Where a line in the listing contains the string "milestone", copy that line out.

# Exercise materials start

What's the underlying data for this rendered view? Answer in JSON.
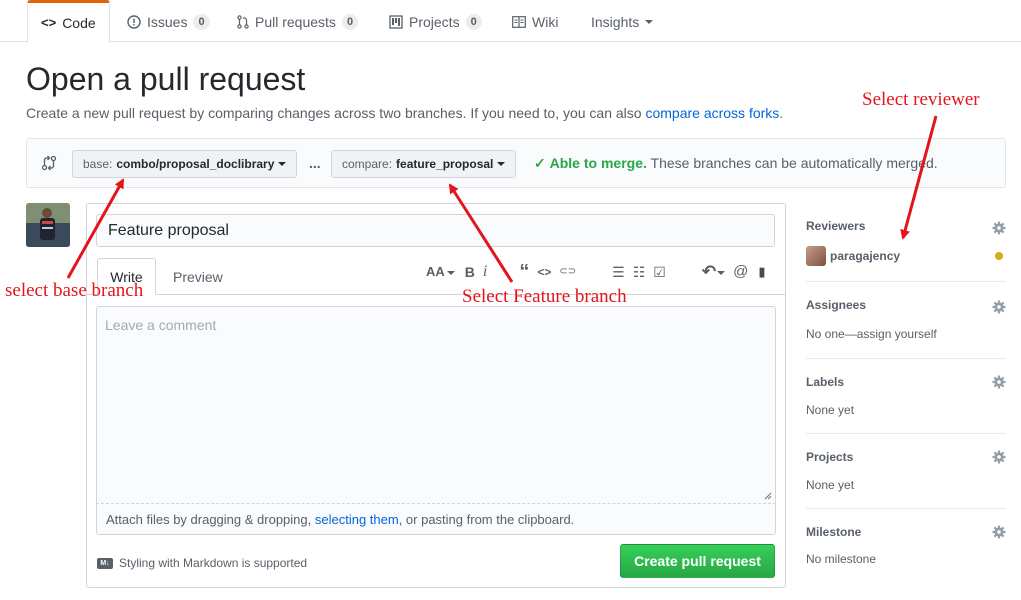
{
  "repo_nav": {
    "code": "Code",
    "issues": "Issues",
    "issues_count": "0",
    "pull_requests": "Pull requests",
    "pull_requests_count": "0",
    "projects": "Projects",
    "projects_count": "0",
    "wiki": "Wiki",
    "insights": "Insights"
  },
  "page": {
    "title": "Open a pull request",
    "subtitle": "Create a new pull request by comparing changes across two branches. If you need to, you can also",
    "subtitle_link": "compare across forks",
    "subtitle_end": "."
  },
  "range": {
    "base_label": "base:",
    "base_branch": "combo/proposal_doclibrary",
    "ellipsis": "...",
    "compare_label": "compare:",
    "compare_branch": "feature_proposal",
    "merge_status": "Able to merge.",
    "merge_text": "These branches can be automatically merged."
  },
  "form": {
    "title_value": "Feature proposal",
    "tab_write": "Write",
    "tab_preview": "Preview",
    "comment_placeholder": "Leave a comment",
    "attach_text_1": "Attach files by dragging & dropping,",
    "attach_link": "selecting them",
    "attach_text_2": ", or pasting from the clipboard.",
    "markdown_note": "Styling with Markdown is supported",
    "markdown_icon_text": "M↓",
    "submit": "Create pull request"
  },
  "toolbar": {
    "heading": "AA",
    "bold": "B",
    "italic": "i",
    "quote": "“",
    "code": "<>",
    "link": "⊂⊃",
    "bullets": "☰",
    "numbers": "☷",
    "tasks": "☑",
    "reply": "↶",
    "mention": "@",
    "bookmark": "▮"
  },
  "sidebar": {
    "reviewers": "Reviewers",
    "reviewer_name": "paragajency",
    "assignees": "Assignees",
    "assignees_value": "No one—assign yourself",
    "labels": "Labels",
    "labels_value": "None yet",
    "projects": "Projects",
    "projects_value": "None yet",
    "milestone": "Milestone",
    "milestone_value": "No milestone"
  },
  "annotations": {
    "reviewer": "Select reviewer",
    "base": "select base branch",
    "feature": "Select Feature branch"
  },
  "colors": {
    "accent_tab": "#e36209",
    "merge_green": "#28a745",
    "link_blue": "#0366d6",
    "annotation_red": "#e3151a",
    "pending_yellow": "#dbab09"
  }
}
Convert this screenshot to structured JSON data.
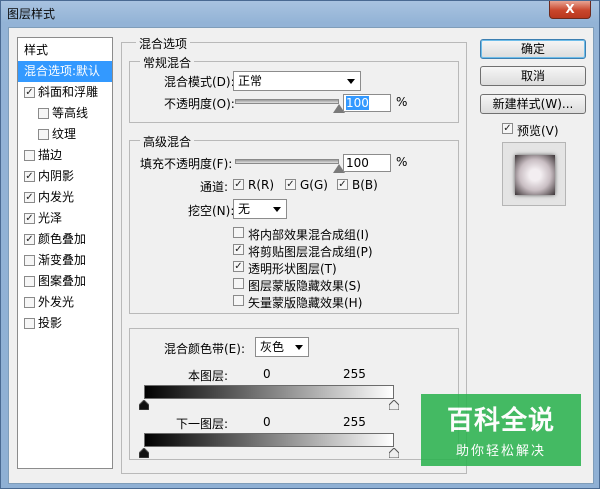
{
  "window": {
    "title": "图层样式",
    "close_label": "X"
  },
  "style_list": {
    "header": "样式",
    "items": [
      {
        "label": "混合选项:默认",
        "checked": null,
        "selected": true
      },
      {
        "label": "斜面和浮雕",
        "checked": true
      },
      {
        "label": "等高线",
        "checked": false,
        "sub": true
      },
      {
        "label": "纹理",
        "checked": false,
        "sub": true
      },
      {
        "label": "描边",
        "checked": false
      },
      {
        "label": "内阴影",
        "checked": true
      },
      {
        "label": "内发光",
        "checked": true
      },
      {
        "label": "光泽",
        "checked": true
      },
      {
        "label": "颜色叠加",
        "checked": true
      },
      {
        "label": "渐变叠加",
        "checked": false
      },
      {
        "label": "图案叠加",
        "checked": false
      },
      {
        "label": "外发光",
        "checked": false
      },
      {
        "label": "投影",
        "checked": false
      }
    ]
  },
  "blend_options": {
    "title": "混合选项",
    "general": {
      "title": "常规混合",
      "blend_mode_label": "混合模式(D):",
      "blend_mode_value": "正常",
      "opacity_label": "不透明度(O):",
      "opacity_value": "100",
      "opacity_unit": "%",
      "opacity_level": 1.0
    },
    "advanced": {
      "title": "高级混合",
      "fill_opacity_label": "填充不透明度(F):",
      "fill_opacity_value": "100",
      "fill_opacity_unit": "%",
      "fill_opacity_level": 1.0,
      "channels_label": "通道:",
      "channels": [
        {
          "label": "R(R)",
          "checked": true
        },
        {
          "label": "G(G)",
          "checked": true
        },
        {
          "label": "B(B)",
          "checked": true
        }
      ],
      "knockout_label": "挖空(N):",
      "knockout_value": "无",
      "options": [
        {
          "label": "将内部效果混合成组(I)",
          "checked": false
        },
        {
          "label": "将剪贴图层混合成组(P)",
          "checked": true
        },
        {
          "label": "透明形状图层(T)",
          "checked": true
        },
        {
          "label": "图层蒙版隐藏效果(S)",
          "checked": false
        },
        {
          "label": "矢量蒙版隐藏效果(H)",
          "checked": false
        }
      ]
    },
    "blend_if": {
      "label": "混合颜色带(E):",
      "value": "灰色",
      "this_layer_label": "本图层:",
      "this_layer_min": "0",
      "this_layer_max": "255",
      "underlying_label": "下一图层:",
      "underlying_min": "0",
      "underlying_max": "255"
    }
  },
  "buttons": {
    "ok": "确定",
    "cancel": "取消",
    "new_style": "新建样式(W)...",
    "preview_label": "预览(V)",
    "preview_checked": true
  },
  "watermark": {
    "main": "百科全说",
    "sub": "助你轻松解决"
  },
  "colors": {
    "selection": "#3399ff",
    "titlebar": "#a9c3e0",
    "close": "#c9462c",
    "watermark": "#2db350"
  }
}
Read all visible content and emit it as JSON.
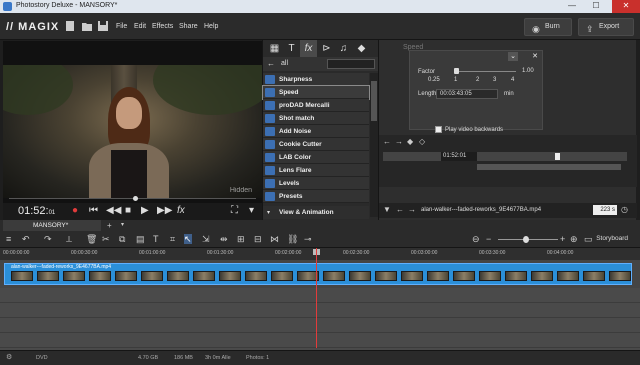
{
  "window": {
    "title": "Photostory Deluxe - MANSORY*",
    "minimize": "—",
    "maximize": "☐",
    "close": "✕"
  },
  "menubar": {
    "logo": "// MAGIX",
    "menus": [
      "File",
      "Edit",
      "Effects",
      "Share",
      "Help"
    ],
    "burn_label": "Burn",
    "export_label": "Export"
  },
  "preview": {
    "watermark": "Hidden",
    "timecode_main": "01:52:",
    "timecode_frames": "01"
  },
  "effects": {
    "filter_label": "all",
    "items": [
      {
        "label": "Sharpness",
        "active": false
      },
      {
        "label": "Speed",
        "active": true
      },
      {
        "label": "proDAD Mercalli",
        "active": false
      },
      {
        "label": "Shot match",
        "active": false
      },
      {
        "label": "Add Noise",
        "active": false
      },
      {
        "label": "Cookie Cutter",
        "active": false
      },
      {
        "label": "LAB Color",
        "active": false
      },
      {
        "label": "Lens Flare",
        "active": false
      },
      {
        "label": "Levels",
        "active": false
      },
      {
        "label": "Presets",
        "active": false
      }
    ],
    "footer_label": "View & Animation"
  },
  "speed_panel": {
    "title": "Speed",
    "factor_label": "Factor",
    "factor_max": "1.00",
    "scale": [
      "0.25",
      "1",
      "2",
      "3",
      "4"
    ],
    "length_label": "Length",
    "length_value": "00:03:43:05",
    "length_unit": "min",
    "checkbox_label": "Play video backwards",
    "checkbox_checked": false,
    "timeline_time": "01:52:01",
    "file_name": "alan-walker---faded-reworks_9E4677BA.mp4",
    "file_seconds": "223 s"
  },
  "project": {
    "tab_label": "MANSORY*",
    "storyboard_label": "Storyboard"
  },
  "ruler": {
    "ticks": [
      "00:00:00:00",
      "00:00:30:00",
      "00:01:00:00",
      "00:01:30:00",
      "00:02:00:00",
      "00:02:30:00",
      "00:03:00:00",
      "00:03:30:00",
      "00:04:00:00"
    ]
  },
  "timeline": {
    "clip_label": "alan-walker---faded-reworks_9E4677BA.mp4"
  },
  "status": {
    "medium": "DVD",
    "size": "4.70 GB",
    "used": "186 MB",
    "duration": "3h 0m Alle",
    "photos": "Photos: 1"
  },
  "colors": {
    "accent": "#2b8fd8",
    "record": "#e23b3b",
    "panel": "#2a2a2a"
  }
}
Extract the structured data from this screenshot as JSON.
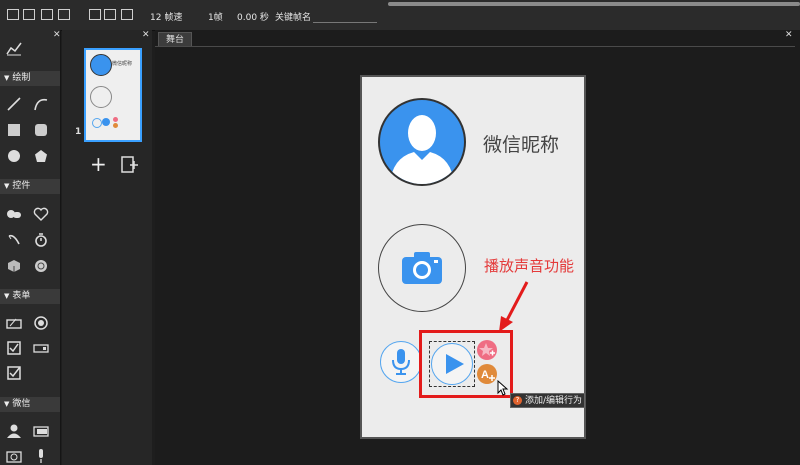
{
  "toolbar": {
    "fps": "12 帧速",
    "frame": "1帧",
    "time": "0.00 秒",
    "keyframe_label": "关键帧名",
    "keyframe_value": ""
  },
  "tools": {
    "sections": {
      "draw": "绘制",
      "control": "控件",
      "form": "表单",
      "wechat": "微信"
    }
  },
  "pages": {
    "page_number": "1",
    "thumb_text": "微信昵称",
    "add_label": "+"
  },
  "stage": {
    "tab": "舞台",
    "nickname": "微信昵称",
    "annotation": "播放声音功能",
    "tooltip": "添加/编辑行为"
  },
  "colors": {
    "accent_blue": "#3a93ee",
    "annotation_red": "#e31b1b",
    "pink": "#ef6d83",
    "orange": "#e08a3a"
  }
}
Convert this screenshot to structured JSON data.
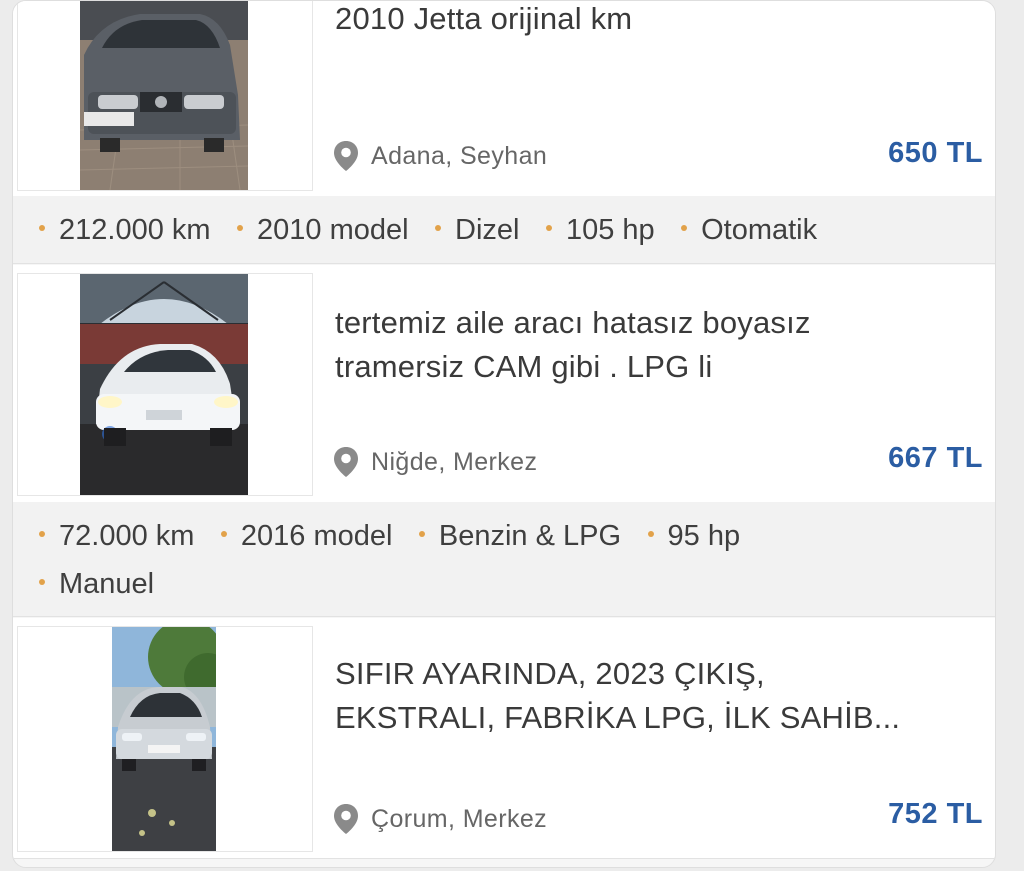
{
  "listings": [
    {
      "title_lines": [
        "2010 Jetta orijinal km"
      ],
      "location": "Adana, Seyhan",
      "price": "650 TL",
      "specs": [
        "212.000 km",
        "2010 model",
        "Dizel",
        "105 hp",
        "Otomatik"
      ],
      "photo": "gray-sedan-photo"
    },
    {
      "title_lines": [
        "tertemiz aile aracı hatasız boyasız",
        "tramersiz CAM gibi . LPG li"
      ],
      "location": "Niğde, Merkez",
      "price": "667 TL",
      "specs": [
        "72.000 km",
        "2016 model",
        "Benzin & LPG",
        "95 hp",
        "Manuel"
      ],
      "photo": "white-sedan-photo"
    },
    {
      "title_lines": [
        "SIFIR AYARINDA, 2023 ÇIKIŞ,",
        "EKSTRALI, FABRİKA LPG, İLK SAHİB..."
      ],
      "location": "Çorum, Merkez",
      "price": "752 TL",
      "photo": "silver-sedan-photo"
    }
  ],
  "colors": {
    "price": "#2b5da3",
    "bullet": "#e2a24a",
    "specs_background": "#f2f2f2"
  },
  "icons": {
    "location": "map-pin-icon",
    "bullet": "dot-bullet-icon"
  }
}
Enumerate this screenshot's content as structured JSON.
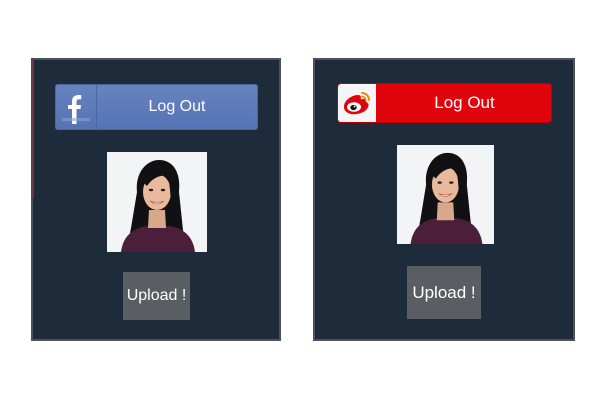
{
  "left_screen": {
    "login_button": {
      "label": "Log Out",
      "icon": "facebook-logo-icon",
      "brand_color": "#5b77b6"
    },
    "profile_photo": {
      "icon": "profile-photo"
    },
    "upload_button": {
      "label": "Upload !"
    }
  },
  "right_screen": {
    "login_button": {
      "label": "Log Out",
      "icon": "weibo-logo-icon",
      "brand_color": "#e0050d"
    },
    "profile_photo": {
      "icon": "profile-photo"
    },
    "upload_button": {
      "label": "Upload !"
    }
  },
  "colors": {
    "screen_background": "#1e2b3b",
    "upload_button": "#5a5e63"
  }
}
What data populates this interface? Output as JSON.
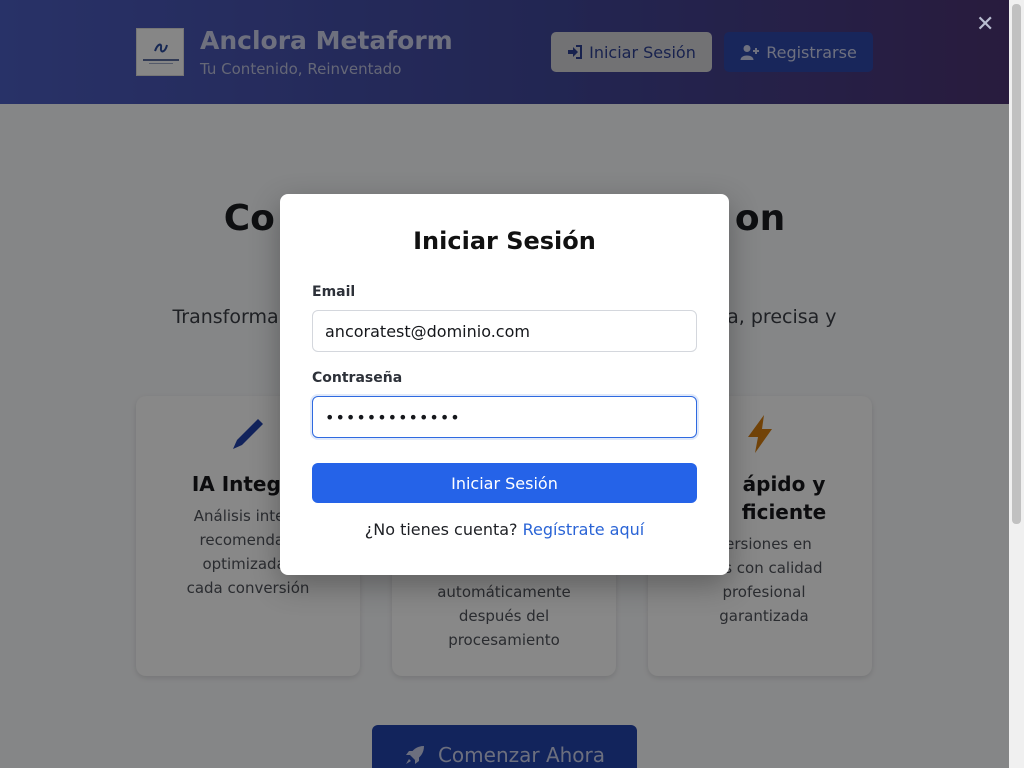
{
  "header": {
    "brand_title": "Anclora Metaform",
    "brand_subtitle": "Tu Contenido, Reinventado",
    "login_label": "Iniciar Sesión",
    "register_label": "Registrarse",
    "close_symbol": "✕"
  },
  "hero": {
    "title_left": "Co",
    "title_right": "on",
    "subtitle_left": "Transforma c",
    "subtitle_right": "da, precisa y"
  },
  "cards": [
    {
      "icon": "pen-icon",
      "title": "IA Integra",
      "desc": [
        "Análisis intelig",
        "recomendaci",
        "optimizadas",
        "cada conversión"
      ]
    },
    {
      "desc": [
        "automáticamente",
        "después del",
        "procesamiento"
      ]
    },
    {
      "icon": "bolt-icon",
      "title_lines": [
        "ápido y",
        "ficiente"
      ],
      "desc": [
        "versiones en",
        "dos con calidad",
        "profesional",
        "garantizada"
      ]
    }
  ],
  "cta_label": "Comenzar Ahora",
  "modal": {
    "title": "Iniciar Sesión",
    "email_label": "Email",
    "email_value": "ancoratest@dominio.com",
    "password_label": "Contraseña",
    "password_value": "•••••••••••••",
    "submit_label": "Iniciar Sesión",
    "signup_prompt": "¿No tienes cuenta?",
    "signup_link": "Regístrate aquí"
  },
  "colors": {
    "primary": "#2563e8",
    "header_start": "#4a5bbd",
    "header_end": "#4a3270",
    "bolt": "#d07a10"
  }
}
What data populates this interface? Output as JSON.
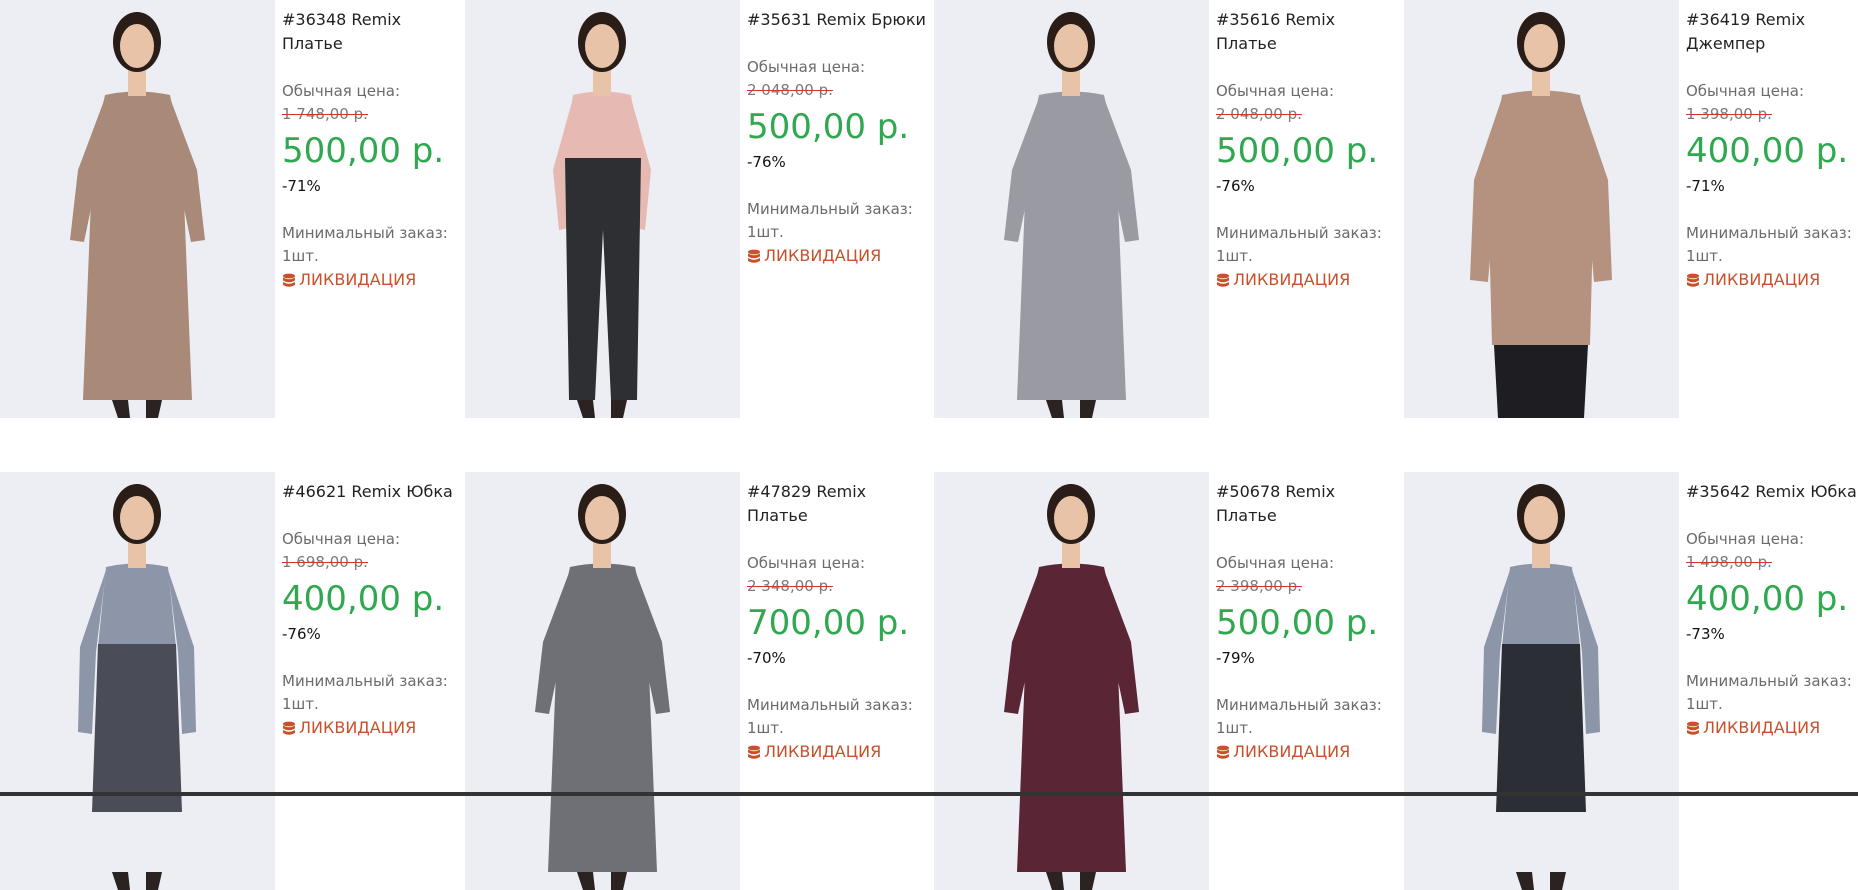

# Exercise materials end

Solution to the exercise:
    "milestone": "Milestone",
    "milestone_value": "No milestone"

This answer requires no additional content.